[Dataset items]
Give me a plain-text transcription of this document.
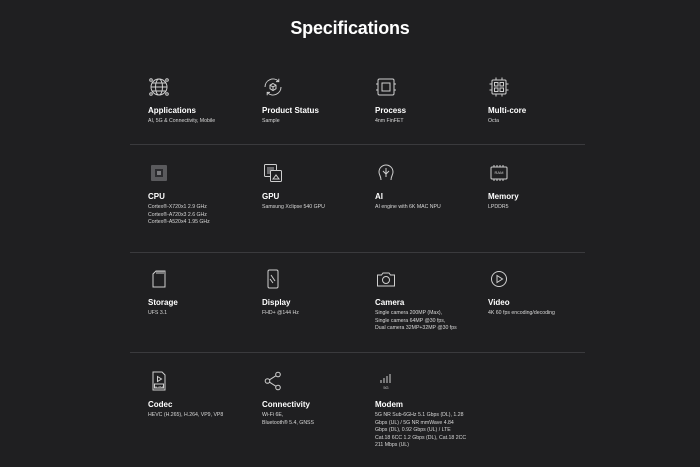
Specifications
Applications
AI, 5G & Connectivity, Mobile
Product Status
Sample
Process
4nm FinFET
Multi-core
Octa
CPU
Cortex®-X720x1 2.9 GHz
Cortex®-A720x3 2.6 GHz
Cortex®-A520x4 1.95 GHz
GPU
Samsung Xclipse 540 GPU
AI
AI engine with 6K MAC NPU
RAM
Memory
LPDDR5
Storage
UFS 3.1
Display
FHD+ @144 Hz
Camera
Single camera 200MP (Max),
Single camera 64MP @30 fps,
Dual camera 32MP+32MP @30 fps
Video
4K 60 fps encoding/decoding
H.264
Codec
HEVC (H.265), H.264, VP9, VP8
Connectivity
Wi-Fi 6E,
Bluetooth® 5.4, GNSS
5G
Modem
5G NR Sub-6GHz 5.1 Gbps (DL), 1.28
Gbps (UL) / 5G NR mmWave 4.84
Gbps (DL), 0.92 Gbps (UL) / LTE
Cat.18 6CC 1.2 Gbps (DL), Cat.18 2CC
211 Mbps (UL)
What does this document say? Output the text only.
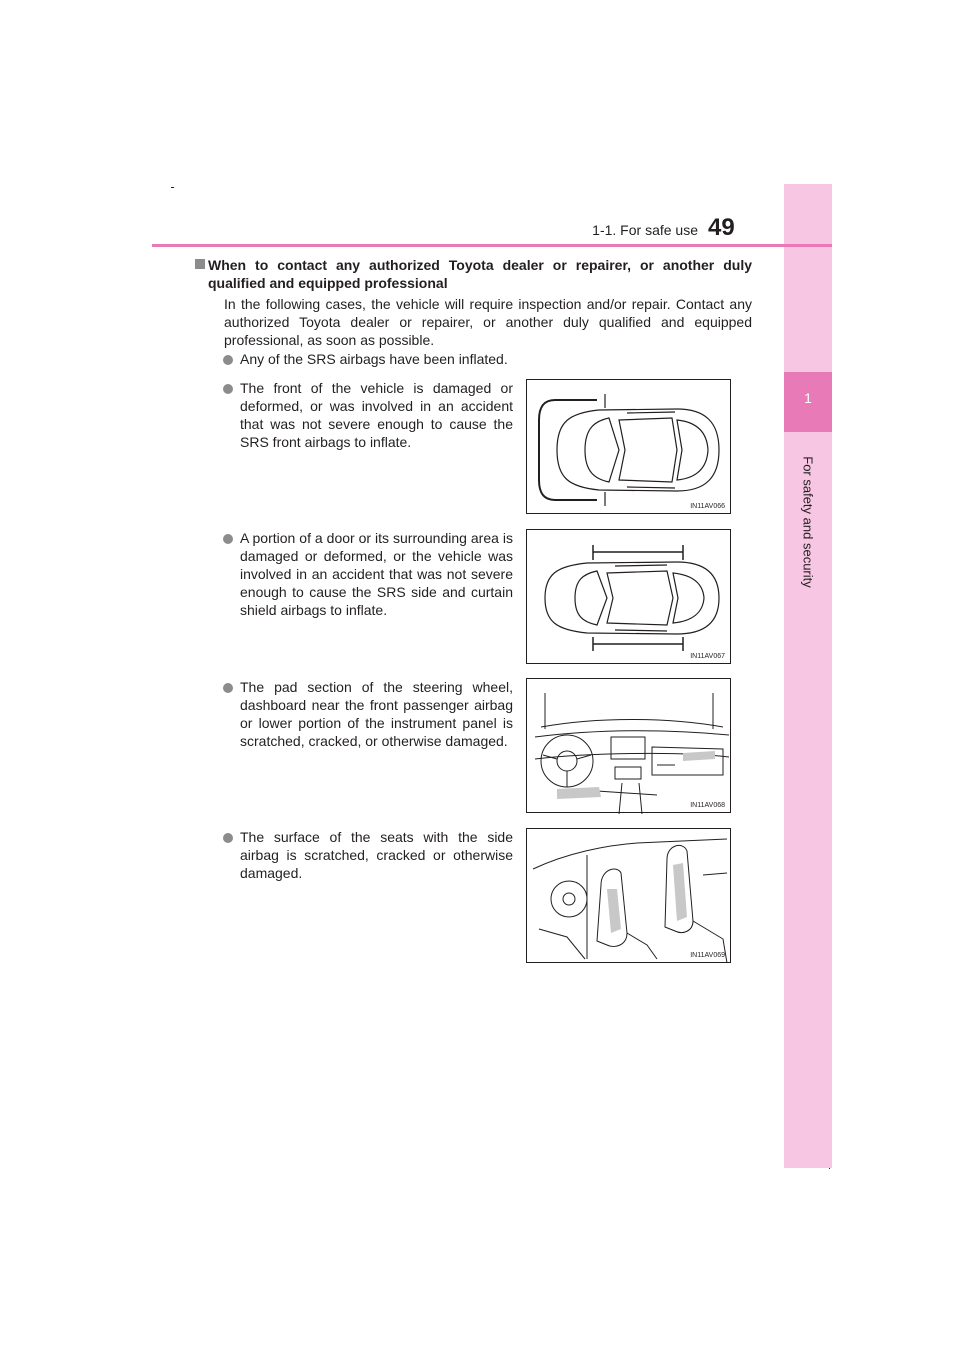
1
For safety and security
1-1. For safe use 49
When to contact any authorized Toyota dealer or repairer, or another duly qualified and equipped professional
In the following cases, the vehicle will require inspection and/or repair. Contact any authorized Toyota dealer or repairer, or another duly qualified and equipped professional, as soon as possible.
Any of the SRS airbags have been inflated.
The front of the vehicle is damaged or deformed, or was involved in an accident that was not severe enough to cause the SRS front airbags to inflate.
A portion of a door or its surrounding area is damaged or deformed, or the vehicle was involved in an accident that was not severe enough to cause the SRS side and curtain shield airbags to inflate.
The pad section of the steering wheel, dashboard near the front passenger airbag or lower portion of the instrument panel is scratched, cracked, or otherwise damaged.
The surface of the seats with the side airbag is scratched, cracked or otherwise damaged.
IN11AV066
IN11AV067
IN11AV068
IN11AV069
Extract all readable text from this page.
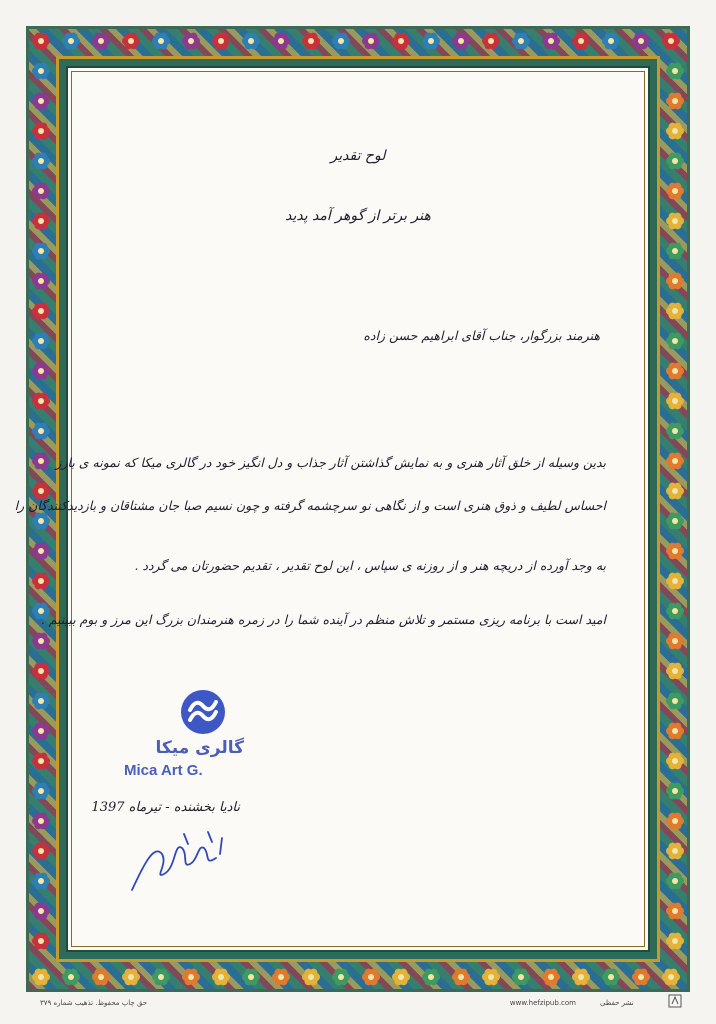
لوح تقدیر
هنر برتر از گوهر آمد پدید
هنرمند بزرگوار، جناب آقای ابراهیم حسن زاده
بدین وسیله از خلق آثار هنری و به نمایش گذاشتن آثار جذاب و دل انگیز خود در گالری میکا که نمونه ی بارز
احساس لطیف و ذوق هنری است و از نگاهی نو سرچشمه گرفته و چون نسیم صبا جان مشتاقان و بازدیدکنندگان را
به وجد آورده از دریچه هنر و از روزنه ی سپاس ، این لوح تقدیر ، تقدیم حضورتان می گردد .
امید است با برنامه ریزی مستمر و تلاش منظم در آینده شما را در زمره هنرمندان بزرگ این مرز و بوم ببینیم .
گالری میکا
Mica Art G.
نادیا بخشنده - تیرماه 1397
حق چاپ محفوظ. تذهیب شماره ۳۷۹	www.hefzipub.com	نشر حفظی
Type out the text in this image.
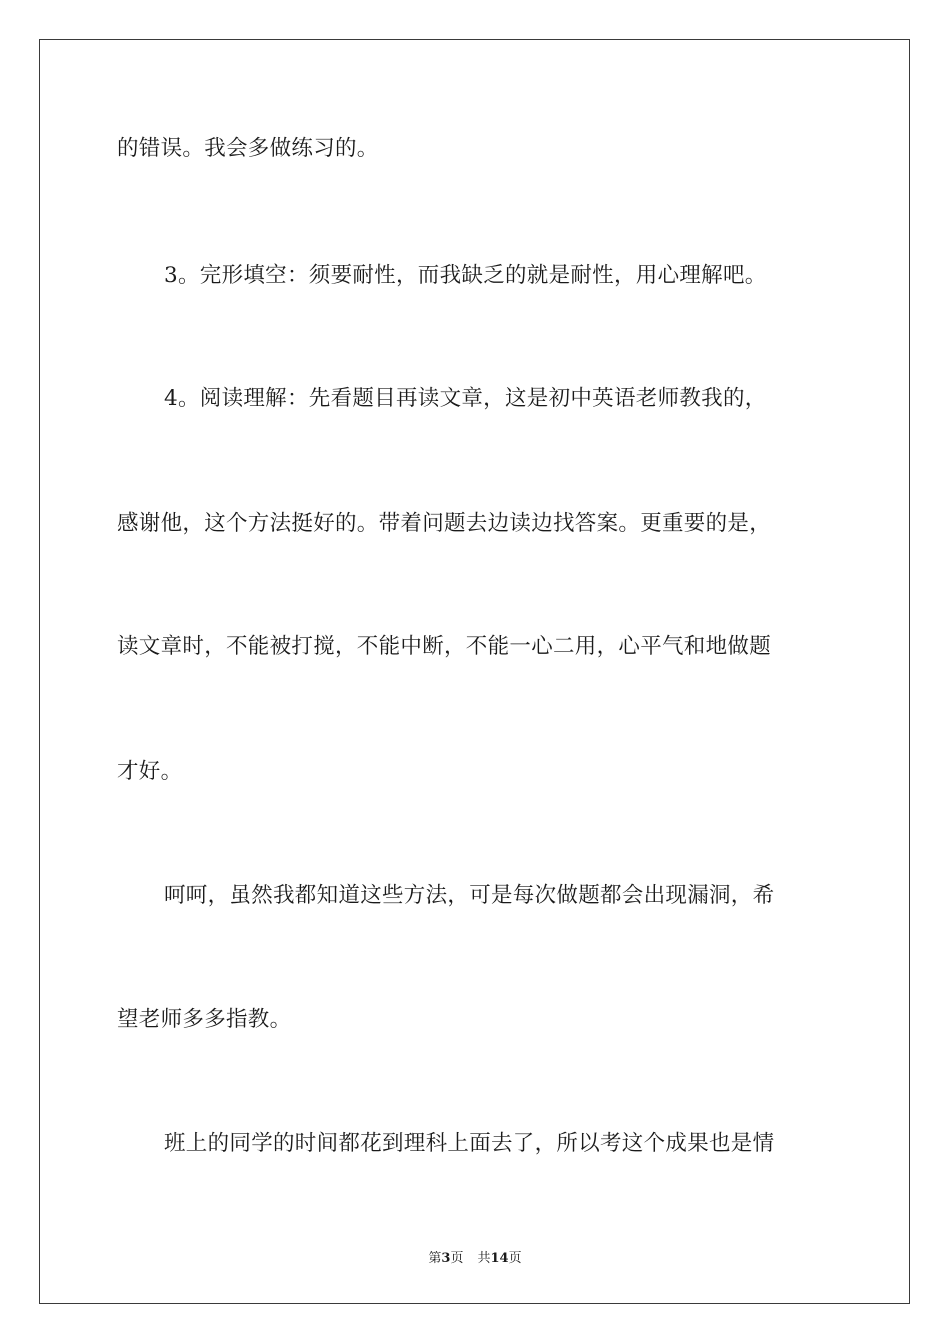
的错误。我会多做练习的。
3。完形填空：须要耐性，而我缺乏的就是耐性，用心理解吧。
4。阅读理解：先看题目再读文章，这是初中英语老师教我的，
感谢他，这个方法挺好的。带着问题去边读边找答案。更重要的是，
读文章时，不能被打搅，不能中断，不能一心二用，心平气和地做题
才好。
呵呵，虽然我都知道这些方法，可是每次做题都会出现漏洞，希
望老师多多指教。
班上的同学的时间都花到理科上面去了，所以考这个成果也是情
第3页 共14页
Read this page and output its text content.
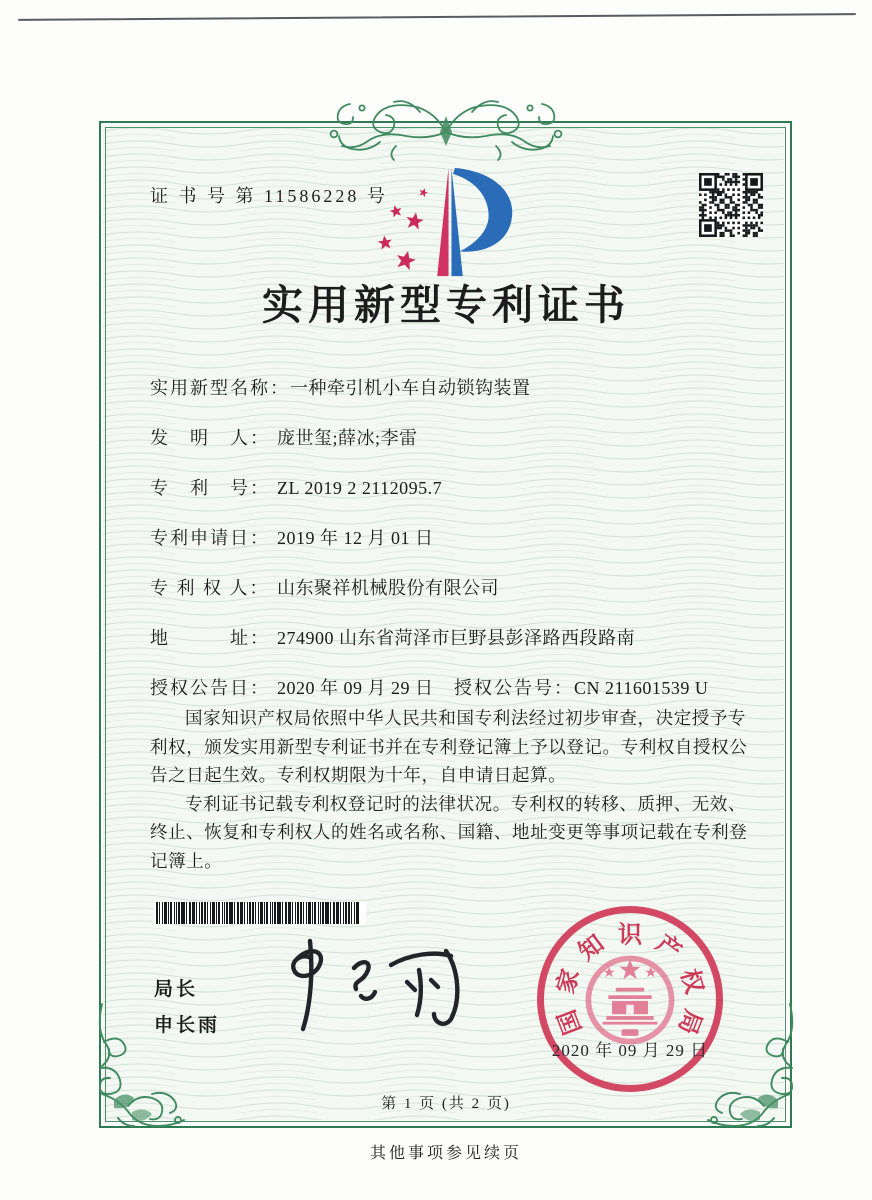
证 书 号 第 11586228 号
实用新型专利证书
实用新型名称：一种牵引机小车自动锁钩装置
发　明　人： 庞世玺;薛冰;李雷
专　利　号： ZL 2019 2 2112095.7
专利申请日： 2019 年 12 月 01 日
专 利 权 人： 山东聚祥机械股份有限公司
地　　　址： 274900 山东省菏泽市巨野县彭泽路西段路南
授权公告日： 2020 年 09 月 29 日 授权公告号：CN 211601539 U

国家知识产权局依照中华人民共和国专利法经过初步审查，决定授予专利权，颁发实用新型专利证书并在专利登记簿上予以登记。专利权自授权公告之日起生效。专利权期限为十年，自申请日起算。

专利证书记载专利权登记时的法律状况。专利权的转移、质押、无效、终止、恢复和专利权人的姓名或名称、国籍、地址变更等事项记载在专利登记簿上。

局长
申长雨	国
家
知 识 产
权
局
2020 年 09 月 29 日
第 1 页 (共 2 页)
其他事项参见续页
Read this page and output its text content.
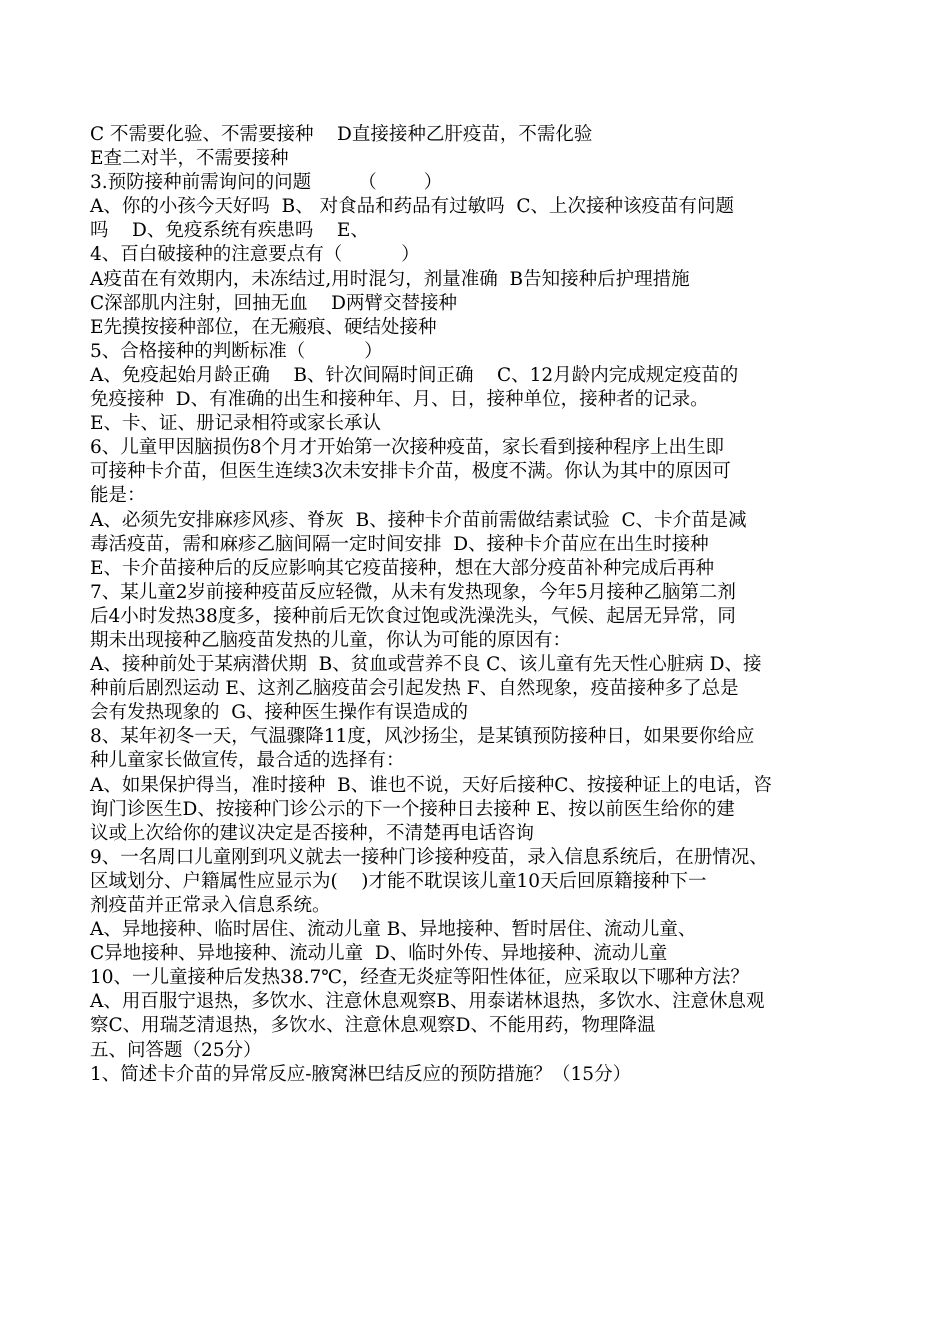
C 不需要化验、不需要接种    D直接接种乙肝疫苗，不需化验
E查二对半，不需要接种
3.预防接种前需询问的问题        （        ）
A、你的小孩今天好吗  B、 对食品和药品有过敏吗  C、上次接种该疫苗有问题
吗    D、免疫系统有疾患吗    E、
4、百白破接种的注意要点有（          ）
A疫苗在有效期内，未冻结过,用时混匀，剂量准确  B告知接种后护理措施
C深部肌内注射，回抽无血    D两臂交替接种
E先摸按接种部位，在无瘢痕、硬结处接种
5、合格接种的判断标准（          ）
A、免疫起始月龄正确    B、针次间隔时间正确    C、12月龄内完成规定疫苗的
免疫接种  D、有准确的出生和接种年、月、日，接种单位，接种者的记录。
E、卡、证、册记录相符或家长承认
6、儿童甲因脑损伤8个月才开始第一次接种疫苗，家长看到接种程序上出生即
可接种卡介苗，但医生连续3次未安排卡介苗，极度不满。你认为其中的原因可
能是：
A、必须先安排麻疹风疹、脊灰  B、接种卡介苗前需做结素试验  C、卡介苗是减
毒活疫苗，需和麻疹乙脑间隔一定时间安排  D、接种卡介苗应在出生时接种
E、卡介苗接种后的反应影响其它疫苗接种，想在大部分疫苗补种完成后再种
7、某儿童2岁前接种疫苗反应轻微，从未有发热现象，今年5月接种乙脑第二剂
后4小时发热38度多，接种前后无饮食过饱或洗澡洗头，气候、起居无异常，同
期未出现接种乙脑疫苗发热的儿童，你认为可能的原因有：
A、接种前处于某病潜伏期  B、贫血或营养不良 C、该儿童有先天性心脏病 D、接
种前后剧烈运动 E、这剂乙脑疫苗会引起发热 F、自然现象，疫苗接种多了总是
会有发热现象的  G、接种医生操作有误造成的
8、某年初冬一天，气温骤降11度，风沙扬尘，是某镇预防接种日，如果要你给应
种儿童家长做宣传，最合适的选择有：
A、如果保护得当，准时接种  B、谁也不说，天好后接种C、按接种证上的电话，咨
询门诊医生D、按接种门诊公示的下一个接种日去接种 E、按以前医生给你的建
议或上次给你的建议决定是否接种，不清楚再电话咨询
9、一名周口儿童刚到巩义就去一接种门诊接种疫苗，录入信息系统后，在册情况、
区域划分、户籍属性应显示为(    )才能不耽误该儿童10天后回原籍接种下一
剂疫苗并正常录入信息系统。
A、异地接种、临时居住、流动儿童 B、异地接种、暂时居住、流动儿童、
C异地接种、异地接种、流动儿童  D、临时外传、异地接种、流动儿童
10、一儿童接种后发热38.7℃，经查无炎症等阳性体征，应采取以下哪种方法？
A、用百服宁退热，多饮水、注意休息观察B、用泰诺林退热，多饮水、注意休息观
察C、用瑞芝清退热，多饮水、注意休息观察D、不能用药，物理降温
五、问答题（25分）
1、简述卡介苗的异常反应-腋窝淋巴结反应的预防措施？（15分）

## [Prompt]
Search the entries for the word "Single" and copy every line that has it.

## [Result for this task]
Single camera 200MP (Max),
Single camera 64MP @30 fps,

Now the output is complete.